*What is needed*:
Count the lines below that contain the word "Surgery", and give only that number.

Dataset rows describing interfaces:
>>

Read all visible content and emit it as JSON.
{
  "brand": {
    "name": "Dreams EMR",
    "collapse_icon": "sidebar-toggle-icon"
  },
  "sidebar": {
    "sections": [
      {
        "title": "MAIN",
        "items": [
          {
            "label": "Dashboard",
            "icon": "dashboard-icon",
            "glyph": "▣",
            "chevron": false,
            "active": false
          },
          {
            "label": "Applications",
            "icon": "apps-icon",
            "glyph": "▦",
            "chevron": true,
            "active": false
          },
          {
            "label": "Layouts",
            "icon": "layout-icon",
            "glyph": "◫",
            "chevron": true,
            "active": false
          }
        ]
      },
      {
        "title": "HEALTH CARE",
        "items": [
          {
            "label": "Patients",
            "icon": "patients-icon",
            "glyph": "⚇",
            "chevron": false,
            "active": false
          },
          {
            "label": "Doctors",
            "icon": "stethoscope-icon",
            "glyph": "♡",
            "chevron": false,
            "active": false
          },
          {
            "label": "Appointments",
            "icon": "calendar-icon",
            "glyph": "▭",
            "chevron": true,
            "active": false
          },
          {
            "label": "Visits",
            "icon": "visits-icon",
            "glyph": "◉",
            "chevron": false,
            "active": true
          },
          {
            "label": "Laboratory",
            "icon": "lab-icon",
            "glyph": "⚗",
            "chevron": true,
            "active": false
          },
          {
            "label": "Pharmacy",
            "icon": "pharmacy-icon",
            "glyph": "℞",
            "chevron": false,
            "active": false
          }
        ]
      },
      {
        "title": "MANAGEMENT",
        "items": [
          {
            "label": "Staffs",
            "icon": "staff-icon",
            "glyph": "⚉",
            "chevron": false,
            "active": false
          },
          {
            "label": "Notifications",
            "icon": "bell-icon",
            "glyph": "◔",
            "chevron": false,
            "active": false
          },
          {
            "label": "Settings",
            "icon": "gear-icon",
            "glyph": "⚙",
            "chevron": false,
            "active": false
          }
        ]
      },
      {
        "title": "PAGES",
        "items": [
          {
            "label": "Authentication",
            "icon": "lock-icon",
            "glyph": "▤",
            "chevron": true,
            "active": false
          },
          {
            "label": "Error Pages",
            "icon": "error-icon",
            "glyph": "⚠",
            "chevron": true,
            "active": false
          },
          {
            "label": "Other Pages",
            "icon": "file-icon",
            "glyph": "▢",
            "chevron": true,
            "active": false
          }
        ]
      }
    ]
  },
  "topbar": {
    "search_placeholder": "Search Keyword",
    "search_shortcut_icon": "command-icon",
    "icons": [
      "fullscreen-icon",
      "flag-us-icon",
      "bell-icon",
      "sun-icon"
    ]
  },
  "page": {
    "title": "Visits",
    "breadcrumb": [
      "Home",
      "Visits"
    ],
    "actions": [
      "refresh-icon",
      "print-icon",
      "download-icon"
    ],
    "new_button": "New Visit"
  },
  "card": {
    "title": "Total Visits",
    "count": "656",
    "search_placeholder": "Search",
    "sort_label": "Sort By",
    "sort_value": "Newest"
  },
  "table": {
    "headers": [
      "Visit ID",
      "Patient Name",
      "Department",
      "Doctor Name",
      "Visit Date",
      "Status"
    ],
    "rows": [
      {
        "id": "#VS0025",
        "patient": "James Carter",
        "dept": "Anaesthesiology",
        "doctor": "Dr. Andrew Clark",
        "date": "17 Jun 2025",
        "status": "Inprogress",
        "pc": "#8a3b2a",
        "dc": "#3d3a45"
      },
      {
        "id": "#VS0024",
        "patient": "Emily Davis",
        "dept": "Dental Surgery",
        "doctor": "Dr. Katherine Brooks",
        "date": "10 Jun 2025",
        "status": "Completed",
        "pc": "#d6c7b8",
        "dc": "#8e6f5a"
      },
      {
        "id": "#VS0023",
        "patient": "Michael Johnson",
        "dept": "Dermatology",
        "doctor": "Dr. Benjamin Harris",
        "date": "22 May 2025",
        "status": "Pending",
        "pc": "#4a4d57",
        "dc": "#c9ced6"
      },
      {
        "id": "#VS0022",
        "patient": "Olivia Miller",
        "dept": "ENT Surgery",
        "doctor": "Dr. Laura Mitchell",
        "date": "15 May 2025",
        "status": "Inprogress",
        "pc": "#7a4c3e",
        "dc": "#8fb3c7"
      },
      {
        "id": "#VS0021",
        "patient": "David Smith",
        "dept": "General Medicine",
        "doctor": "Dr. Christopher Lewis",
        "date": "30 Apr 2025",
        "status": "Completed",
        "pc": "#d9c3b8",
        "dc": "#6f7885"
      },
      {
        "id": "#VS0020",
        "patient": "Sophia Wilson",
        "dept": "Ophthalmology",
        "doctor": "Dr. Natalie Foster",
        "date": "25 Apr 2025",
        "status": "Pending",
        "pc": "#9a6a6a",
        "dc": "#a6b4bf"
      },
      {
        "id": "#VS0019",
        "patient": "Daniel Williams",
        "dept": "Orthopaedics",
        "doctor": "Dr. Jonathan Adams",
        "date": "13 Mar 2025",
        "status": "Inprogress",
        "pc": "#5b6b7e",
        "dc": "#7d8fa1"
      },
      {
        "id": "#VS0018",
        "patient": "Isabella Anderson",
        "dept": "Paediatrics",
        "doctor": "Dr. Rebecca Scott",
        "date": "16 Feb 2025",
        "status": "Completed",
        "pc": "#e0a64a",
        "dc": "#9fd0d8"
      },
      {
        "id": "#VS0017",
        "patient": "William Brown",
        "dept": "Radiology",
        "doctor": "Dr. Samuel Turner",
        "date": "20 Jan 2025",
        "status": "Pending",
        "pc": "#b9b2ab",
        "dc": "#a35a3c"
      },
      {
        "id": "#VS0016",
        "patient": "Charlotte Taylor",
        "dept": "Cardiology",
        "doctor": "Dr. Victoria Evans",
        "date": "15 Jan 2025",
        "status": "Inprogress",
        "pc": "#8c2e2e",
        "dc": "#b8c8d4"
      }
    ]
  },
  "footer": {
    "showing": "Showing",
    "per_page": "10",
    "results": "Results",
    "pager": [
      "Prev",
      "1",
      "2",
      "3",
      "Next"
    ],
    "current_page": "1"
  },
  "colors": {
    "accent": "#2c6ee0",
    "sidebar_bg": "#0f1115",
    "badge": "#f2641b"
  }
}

<<

*Exercise output*:
2